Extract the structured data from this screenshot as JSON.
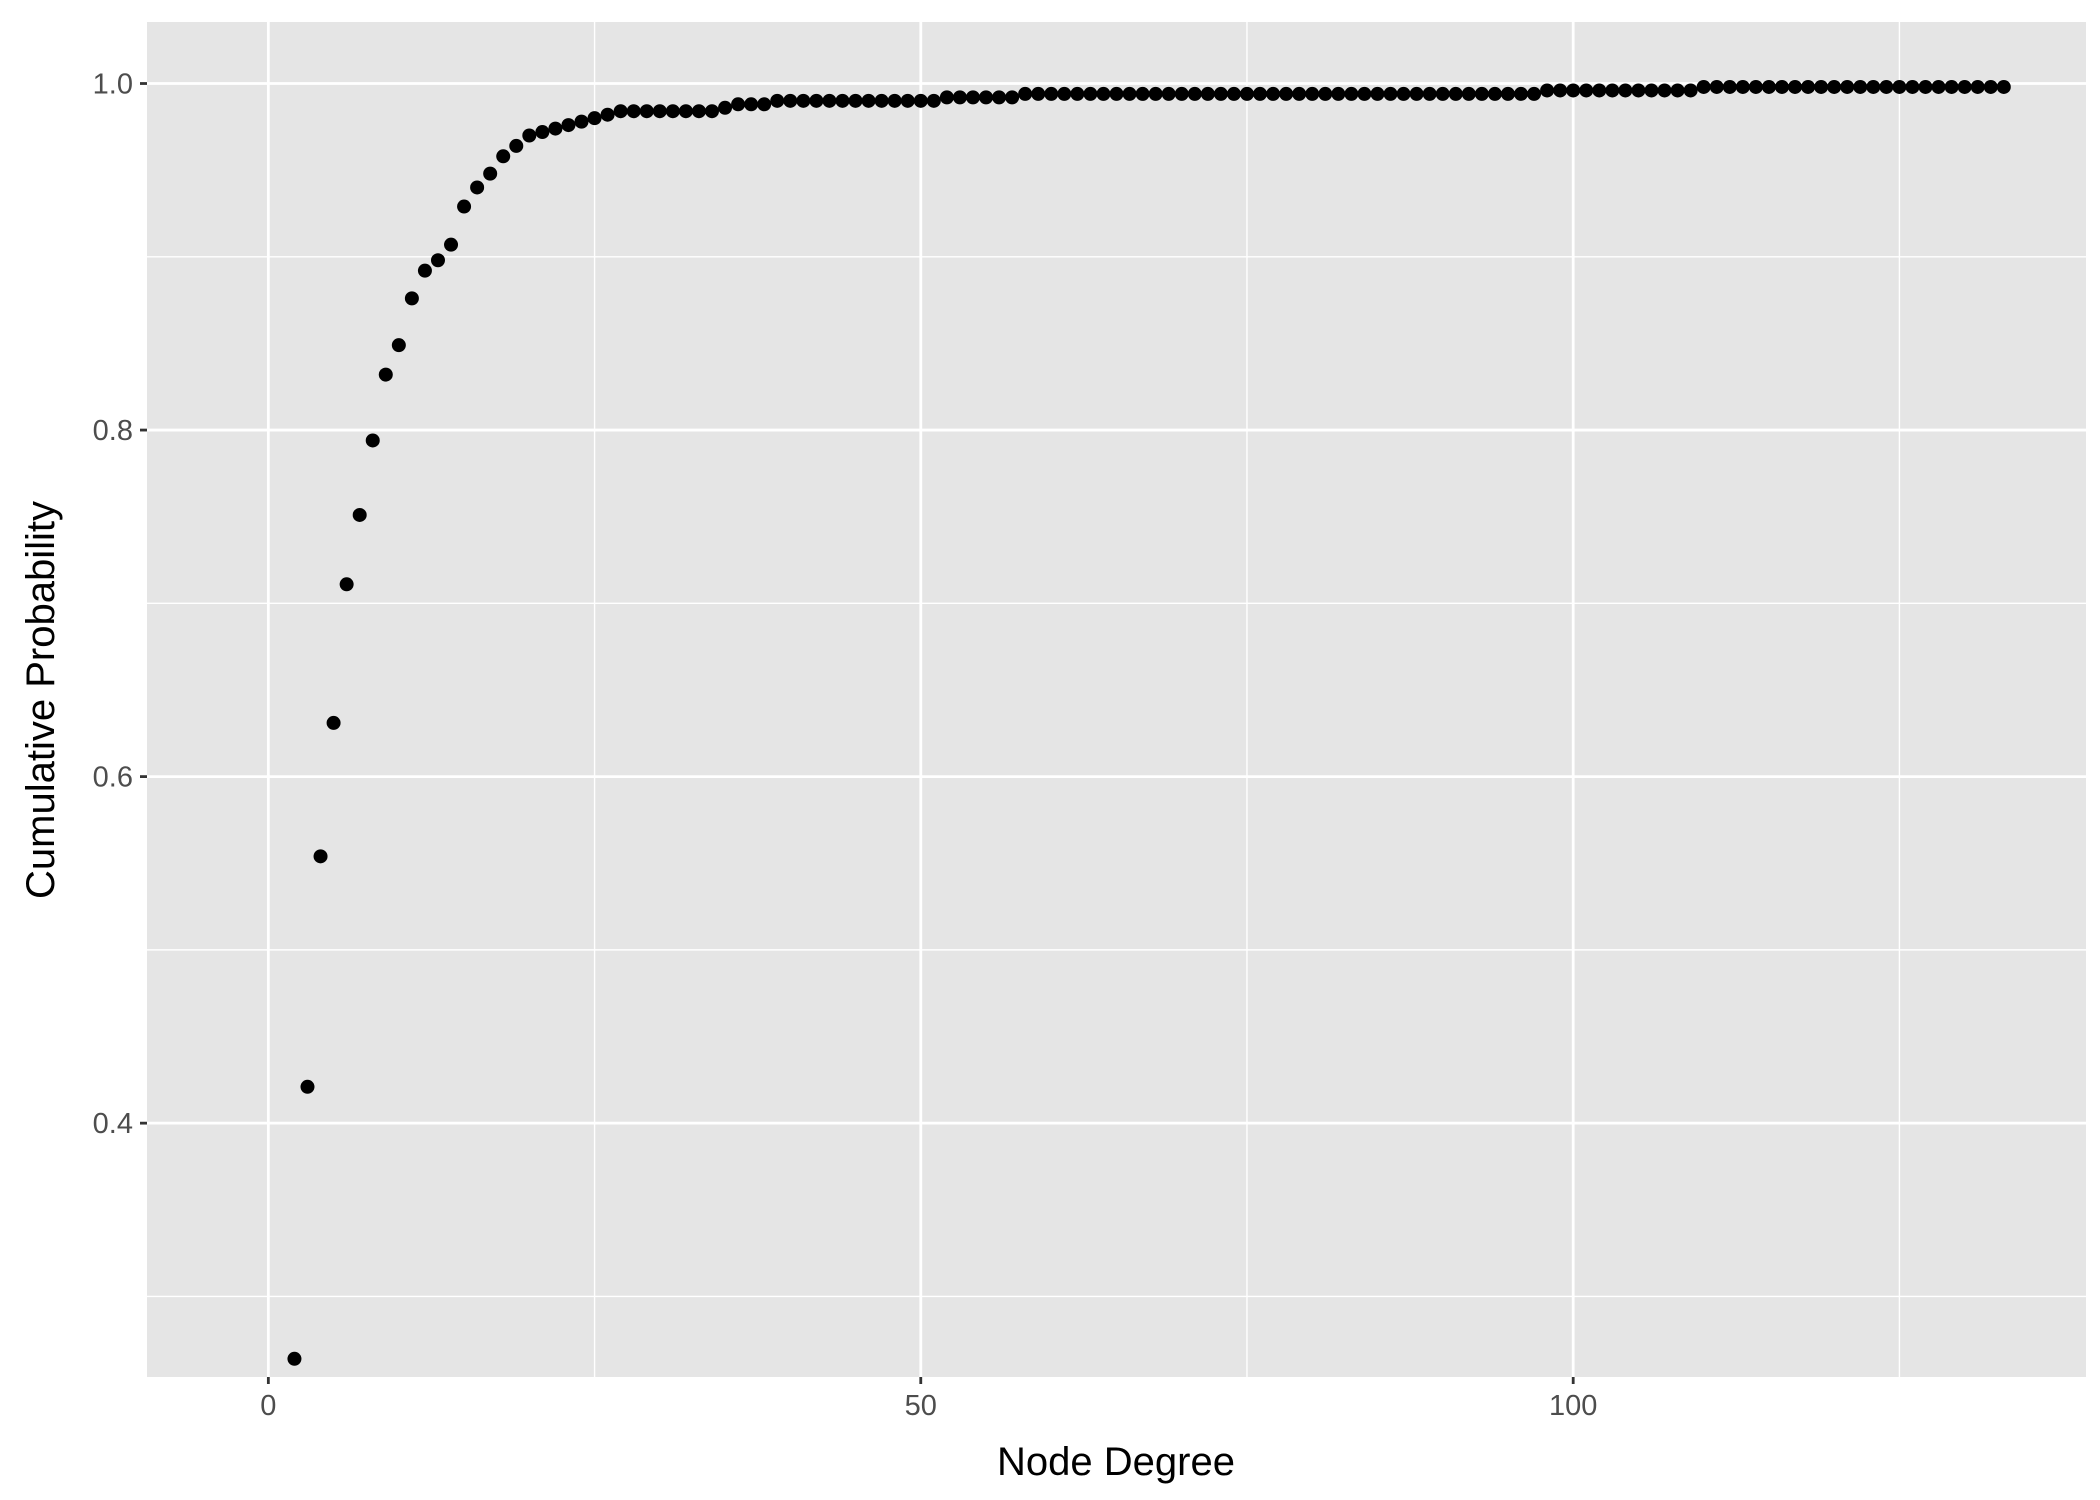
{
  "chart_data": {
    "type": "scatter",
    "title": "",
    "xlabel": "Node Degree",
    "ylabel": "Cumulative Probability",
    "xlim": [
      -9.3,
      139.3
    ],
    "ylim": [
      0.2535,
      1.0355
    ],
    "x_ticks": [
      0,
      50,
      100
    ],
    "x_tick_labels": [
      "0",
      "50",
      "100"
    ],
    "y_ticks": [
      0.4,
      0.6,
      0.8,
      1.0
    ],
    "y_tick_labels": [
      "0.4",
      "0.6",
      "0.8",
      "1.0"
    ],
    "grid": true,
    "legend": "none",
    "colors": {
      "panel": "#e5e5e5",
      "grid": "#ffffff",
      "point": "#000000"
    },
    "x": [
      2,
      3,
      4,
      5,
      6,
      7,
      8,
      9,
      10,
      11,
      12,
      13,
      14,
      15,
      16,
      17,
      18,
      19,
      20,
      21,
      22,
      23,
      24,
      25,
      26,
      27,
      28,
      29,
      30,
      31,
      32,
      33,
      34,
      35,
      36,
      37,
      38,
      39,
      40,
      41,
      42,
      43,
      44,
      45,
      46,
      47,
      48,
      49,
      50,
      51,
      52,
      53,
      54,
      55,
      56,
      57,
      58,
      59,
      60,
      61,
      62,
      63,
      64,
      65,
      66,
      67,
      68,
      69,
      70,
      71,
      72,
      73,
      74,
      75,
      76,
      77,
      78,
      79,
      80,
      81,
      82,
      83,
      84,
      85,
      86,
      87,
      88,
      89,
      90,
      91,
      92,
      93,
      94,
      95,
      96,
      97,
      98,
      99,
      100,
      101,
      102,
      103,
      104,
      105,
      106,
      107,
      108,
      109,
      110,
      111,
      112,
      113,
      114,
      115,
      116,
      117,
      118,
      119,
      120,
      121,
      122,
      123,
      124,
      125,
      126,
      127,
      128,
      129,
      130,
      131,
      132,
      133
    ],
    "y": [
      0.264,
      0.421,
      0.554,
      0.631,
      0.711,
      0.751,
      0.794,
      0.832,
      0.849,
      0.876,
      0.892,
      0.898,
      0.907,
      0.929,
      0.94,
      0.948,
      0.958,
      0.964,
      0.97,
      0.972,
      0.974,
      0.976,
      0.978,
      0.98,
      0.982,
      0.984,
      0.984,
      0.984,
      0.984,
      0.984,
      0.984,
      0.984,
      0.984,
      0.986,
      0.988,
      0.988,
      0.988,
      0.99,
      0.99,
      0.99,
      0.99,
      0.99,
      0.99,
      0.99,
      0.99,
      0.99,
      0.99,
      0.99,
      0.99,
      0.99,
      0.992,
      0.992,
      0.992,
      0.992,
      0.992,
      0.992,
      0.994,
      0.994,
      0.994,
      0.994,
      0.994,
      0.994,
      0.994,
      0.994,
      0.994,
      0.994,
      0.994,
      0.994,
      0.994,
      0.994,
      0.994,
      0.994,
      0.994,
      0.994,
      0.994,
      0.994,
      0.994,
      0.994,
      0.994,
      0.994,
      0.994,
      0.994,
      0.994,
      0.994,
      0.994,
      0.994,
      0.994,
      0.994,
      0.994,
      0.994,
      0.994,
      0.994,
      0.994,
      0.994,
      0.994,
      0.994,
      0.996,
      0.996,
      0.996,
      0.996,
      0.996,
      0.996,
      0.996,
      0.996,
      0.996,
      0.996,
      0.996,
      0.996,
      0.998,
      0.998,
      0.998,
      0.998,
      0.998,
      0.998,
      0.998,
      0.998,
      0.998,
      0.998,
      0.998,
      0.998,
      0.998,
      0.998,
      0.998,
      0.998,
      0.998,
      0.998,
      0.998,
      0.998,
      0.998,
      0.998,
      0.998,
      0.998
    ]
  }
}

***

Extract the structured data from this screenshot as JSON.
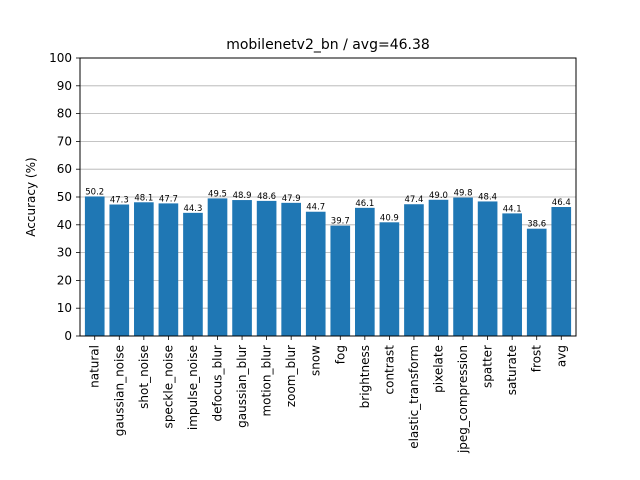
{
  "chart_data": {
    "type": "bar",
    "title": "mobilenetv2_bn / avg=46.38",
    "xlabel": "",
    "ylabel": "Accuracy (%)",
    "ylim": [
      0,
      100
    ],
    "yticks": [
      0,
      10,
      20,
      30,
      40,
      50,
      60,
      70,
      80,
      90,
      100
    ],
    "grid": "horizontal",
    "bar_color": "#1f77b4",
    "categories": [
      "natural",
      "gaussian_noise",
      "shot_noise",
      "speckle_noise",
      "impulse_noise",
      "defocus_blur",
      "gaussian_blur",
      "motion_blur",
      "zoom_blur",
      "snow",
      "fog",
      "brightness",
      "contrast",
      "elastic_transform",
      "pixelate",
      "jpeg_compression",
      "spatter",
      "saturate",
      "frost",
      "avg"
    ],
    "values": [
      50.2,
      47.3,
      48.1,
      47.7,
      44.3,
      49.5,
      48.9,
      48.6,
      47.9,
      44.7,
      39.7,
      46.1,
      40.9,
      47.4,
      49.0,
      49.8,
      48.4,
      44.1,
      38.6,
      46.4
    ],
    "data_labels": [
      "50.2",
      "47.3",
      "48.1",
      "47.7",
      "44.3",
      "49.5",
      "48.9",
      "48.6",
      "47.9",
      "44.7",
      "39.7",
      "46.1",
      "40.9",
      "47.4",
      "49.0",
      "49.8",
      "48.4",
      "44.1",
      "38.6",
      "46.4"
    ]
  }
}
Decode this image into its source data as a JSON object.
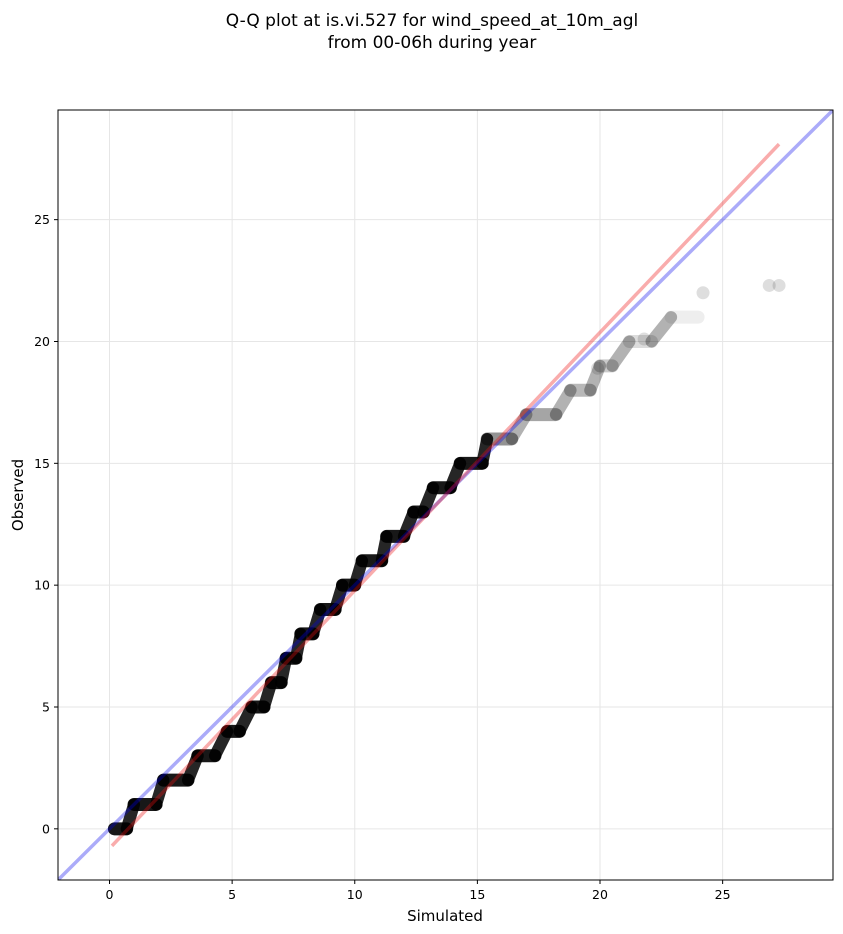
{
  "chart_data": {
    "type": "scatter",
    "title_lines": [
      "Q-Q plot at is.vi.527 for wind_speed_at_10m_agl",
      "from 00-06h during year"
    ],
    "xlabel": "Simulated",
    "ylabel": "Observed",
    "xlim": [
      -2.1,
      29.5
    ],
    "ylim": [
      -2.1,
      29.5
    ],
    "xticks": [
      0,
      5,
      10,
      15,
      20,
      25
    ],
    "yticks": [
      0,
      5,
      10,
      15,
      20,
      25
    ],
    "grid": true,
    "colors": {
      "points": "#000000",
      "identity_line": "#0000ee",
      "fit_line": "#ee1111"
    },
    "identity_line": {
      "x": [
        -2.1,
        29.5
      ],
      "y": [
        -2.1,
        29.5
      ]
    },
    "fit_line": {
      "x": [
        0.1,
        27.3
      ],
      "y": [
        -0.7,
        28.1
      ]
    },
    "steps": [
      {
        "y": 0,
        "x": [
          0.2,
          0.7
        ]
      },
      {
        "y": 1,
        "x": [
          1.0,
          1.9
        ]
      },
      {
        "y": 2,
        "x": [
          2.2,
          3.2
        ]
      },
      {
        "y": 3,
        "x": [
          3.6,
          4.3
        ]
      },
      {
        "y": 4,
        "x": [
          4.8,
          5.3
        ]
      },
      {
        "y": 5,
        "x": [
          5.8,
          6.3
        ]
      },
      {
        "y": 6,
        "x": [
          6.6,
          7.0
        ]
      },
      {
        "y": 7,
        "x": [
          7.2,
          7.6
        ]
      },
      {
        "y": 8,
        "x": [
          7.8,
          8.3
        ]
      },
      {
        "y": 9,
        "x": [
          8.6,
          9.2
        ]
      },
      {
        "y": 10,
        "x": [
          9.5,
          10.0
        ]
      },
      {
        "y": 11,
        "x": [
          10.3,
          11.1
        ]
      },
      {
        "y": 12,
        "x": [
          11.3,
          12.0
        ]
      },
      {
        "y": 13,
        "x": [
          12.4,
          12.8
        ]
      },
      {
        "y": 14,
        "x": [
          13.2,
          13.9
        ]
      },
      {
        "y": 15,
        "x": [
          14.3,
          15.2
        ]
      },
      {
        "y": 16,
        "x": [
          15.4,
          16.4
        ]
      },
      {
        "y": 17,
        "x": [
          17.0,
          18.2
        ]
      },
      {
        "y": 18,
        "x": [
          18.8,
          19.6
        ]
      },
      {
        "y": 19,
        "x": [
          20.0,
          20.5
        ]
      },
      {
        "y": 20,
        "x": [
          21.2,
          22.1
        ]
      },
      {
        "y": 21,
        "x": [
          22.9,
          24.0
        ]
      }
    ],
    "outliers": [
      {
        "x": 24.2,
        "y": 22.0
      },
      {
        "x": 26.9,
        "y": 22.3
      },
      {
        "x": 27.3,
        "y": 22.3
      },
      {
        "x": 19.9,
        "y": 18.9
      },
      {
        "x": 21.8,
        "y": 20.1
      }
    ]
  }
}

***

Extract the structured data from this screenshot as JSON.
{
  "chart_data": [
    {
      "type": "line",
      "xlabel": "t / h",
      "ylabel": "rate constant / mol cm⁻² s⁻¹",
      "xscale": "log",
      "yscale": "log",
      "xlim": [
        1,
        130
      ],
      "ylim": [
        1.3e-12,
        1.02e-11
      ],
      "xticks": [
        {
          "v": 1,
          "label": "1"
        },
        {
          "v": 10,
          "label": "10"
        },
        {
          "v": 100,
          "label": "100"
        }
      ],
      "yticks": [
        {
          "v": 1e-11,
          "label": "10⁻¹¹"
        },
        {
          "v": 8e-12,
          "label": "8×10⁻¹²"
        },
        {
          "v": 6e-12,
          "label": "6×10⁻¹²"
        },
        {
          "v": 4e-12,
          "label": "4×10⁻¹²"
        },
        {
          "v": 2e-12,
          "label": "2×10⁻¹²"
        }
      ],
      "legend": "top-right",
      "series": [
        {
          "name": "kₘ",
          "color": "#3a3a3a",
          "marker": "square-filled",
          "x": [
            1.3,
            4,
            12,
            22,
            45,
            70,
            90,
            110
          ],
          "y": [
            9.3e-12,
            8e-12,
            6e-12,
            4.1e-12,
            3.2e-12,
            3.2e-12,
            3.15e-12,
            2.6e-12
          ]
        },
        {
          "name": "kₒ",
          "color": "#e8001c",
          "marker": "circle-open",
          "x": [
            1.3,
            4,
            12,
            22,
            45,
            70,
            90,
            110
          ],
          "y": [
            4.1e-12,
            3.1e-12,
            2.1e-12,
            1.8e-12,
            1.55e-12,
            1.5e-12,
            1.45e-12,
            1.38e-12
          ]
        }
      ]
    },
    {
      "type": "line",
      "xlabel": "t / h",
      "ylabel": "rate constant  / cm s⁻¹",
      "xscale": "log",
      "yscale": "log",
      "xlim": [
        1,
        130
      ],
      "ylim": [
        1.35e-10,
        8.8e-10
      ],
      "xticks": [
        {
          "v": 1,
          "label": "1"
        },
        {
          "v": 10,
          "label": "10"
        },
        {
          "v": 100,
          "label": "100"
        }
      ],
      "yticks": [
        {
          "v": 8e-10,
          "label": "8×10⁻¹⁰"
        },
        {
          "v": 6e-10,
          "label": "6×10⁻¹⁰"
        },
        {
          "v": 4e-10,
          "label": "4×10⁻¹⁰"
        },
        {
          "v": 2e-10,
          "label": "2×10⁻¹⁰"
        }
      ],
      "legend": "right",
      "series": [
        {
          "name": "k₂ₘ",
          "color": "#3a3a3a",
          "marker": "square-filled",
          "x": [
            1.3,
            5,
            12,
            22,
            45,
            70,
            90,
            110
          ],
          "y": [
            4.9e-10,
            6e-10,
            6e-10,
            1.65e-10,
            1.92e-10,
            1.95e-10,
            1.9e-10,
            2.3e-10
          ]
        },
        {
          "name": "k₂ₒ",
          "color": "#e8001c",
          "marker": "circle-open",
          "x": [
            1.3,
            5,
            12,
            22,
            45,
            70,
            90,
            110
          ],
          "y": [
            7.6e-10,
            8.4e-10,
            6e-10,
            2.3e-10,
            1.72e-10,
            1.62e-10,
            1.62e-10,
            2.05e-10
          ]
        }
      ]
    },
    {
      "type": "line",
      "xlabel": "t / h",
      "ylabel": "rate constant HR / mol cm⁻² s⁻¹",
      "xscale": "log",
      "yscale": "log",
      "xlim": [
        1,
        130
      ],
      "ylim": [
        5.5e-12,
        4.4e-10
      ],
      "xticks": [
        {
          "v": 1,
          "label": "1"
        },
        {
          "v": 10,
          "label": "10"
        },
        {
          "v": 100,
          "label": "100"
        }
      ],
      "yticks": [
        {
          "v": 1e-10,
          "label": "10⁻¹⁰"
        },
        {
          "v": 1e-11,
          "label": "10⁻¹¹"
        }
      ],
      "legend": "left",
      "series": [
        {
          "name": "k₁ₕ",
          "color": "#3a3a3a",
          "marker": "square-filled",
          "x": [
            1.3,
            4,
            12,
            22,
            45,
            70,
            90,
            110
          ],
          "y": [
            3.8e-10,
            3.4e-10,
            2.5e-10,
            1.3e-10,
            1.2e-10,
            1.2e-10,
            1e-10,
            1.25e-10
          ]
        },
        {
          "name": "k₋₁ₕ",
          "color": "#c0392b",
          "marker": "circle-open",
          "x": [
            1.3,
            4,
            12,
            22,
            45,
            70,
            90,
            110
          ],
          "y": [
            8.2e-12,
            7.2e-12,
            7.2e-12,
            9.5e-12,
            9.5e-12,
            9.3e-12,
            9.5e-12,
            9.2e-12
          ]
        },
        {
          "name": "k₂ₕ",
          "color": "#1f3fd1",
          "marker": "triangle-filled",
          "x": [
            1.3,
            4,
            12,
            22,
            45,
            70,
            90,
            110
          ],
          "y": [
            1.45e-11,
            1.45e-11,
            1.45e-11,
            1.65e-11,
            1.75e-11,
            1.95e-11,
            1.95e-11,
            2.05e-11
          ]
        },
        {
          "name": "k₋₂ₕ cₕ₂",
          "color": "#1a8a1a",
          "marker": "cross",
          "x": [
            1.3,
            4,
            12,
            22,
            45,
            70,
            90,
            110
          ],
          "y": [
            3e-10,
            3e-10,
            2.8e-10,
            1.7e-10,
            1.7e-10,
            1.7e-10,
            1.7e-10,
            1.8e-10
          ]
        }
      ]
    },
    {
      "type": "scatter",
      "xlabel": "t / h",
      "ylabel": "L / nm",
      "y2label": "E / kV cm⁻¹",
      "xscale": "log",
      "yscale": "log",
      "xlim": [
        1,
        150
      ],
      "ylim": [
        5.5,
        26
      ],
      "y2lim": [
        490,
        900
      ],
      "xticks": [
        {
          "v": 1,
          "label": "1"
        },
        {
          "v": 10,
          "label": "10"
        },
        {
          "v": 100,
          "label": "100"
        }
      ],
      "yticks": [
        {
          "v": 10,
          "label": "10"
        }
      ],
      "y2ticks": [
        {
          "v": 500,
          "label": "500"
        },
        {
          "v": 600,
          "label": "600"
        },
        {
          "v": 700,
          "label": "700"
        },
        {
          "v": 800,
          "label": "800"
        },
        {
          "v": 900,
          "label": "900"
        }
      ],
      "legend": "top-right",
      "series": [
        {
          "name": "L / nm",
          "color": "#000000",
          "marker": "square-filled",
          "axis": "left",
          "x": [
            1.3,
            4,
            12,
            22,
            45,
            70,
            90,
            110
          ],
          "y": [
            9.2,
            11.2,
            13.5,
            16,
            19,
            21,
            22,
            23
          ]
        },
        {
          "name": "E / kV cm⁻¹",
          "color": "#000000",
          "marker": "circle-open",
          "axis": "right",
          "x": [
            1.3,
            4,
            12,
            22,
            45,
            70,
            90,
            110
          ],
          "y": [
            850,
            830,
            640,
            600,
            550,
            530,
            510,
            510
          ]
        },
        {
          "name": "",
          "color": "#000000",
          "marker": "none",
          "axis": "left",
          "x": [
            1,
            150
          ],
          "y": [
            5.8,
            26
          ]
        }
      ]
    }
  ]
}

***

What is the number of lines in this material that hold the string "constant"? Answer with that number only.

-- Answer to this exercise --
3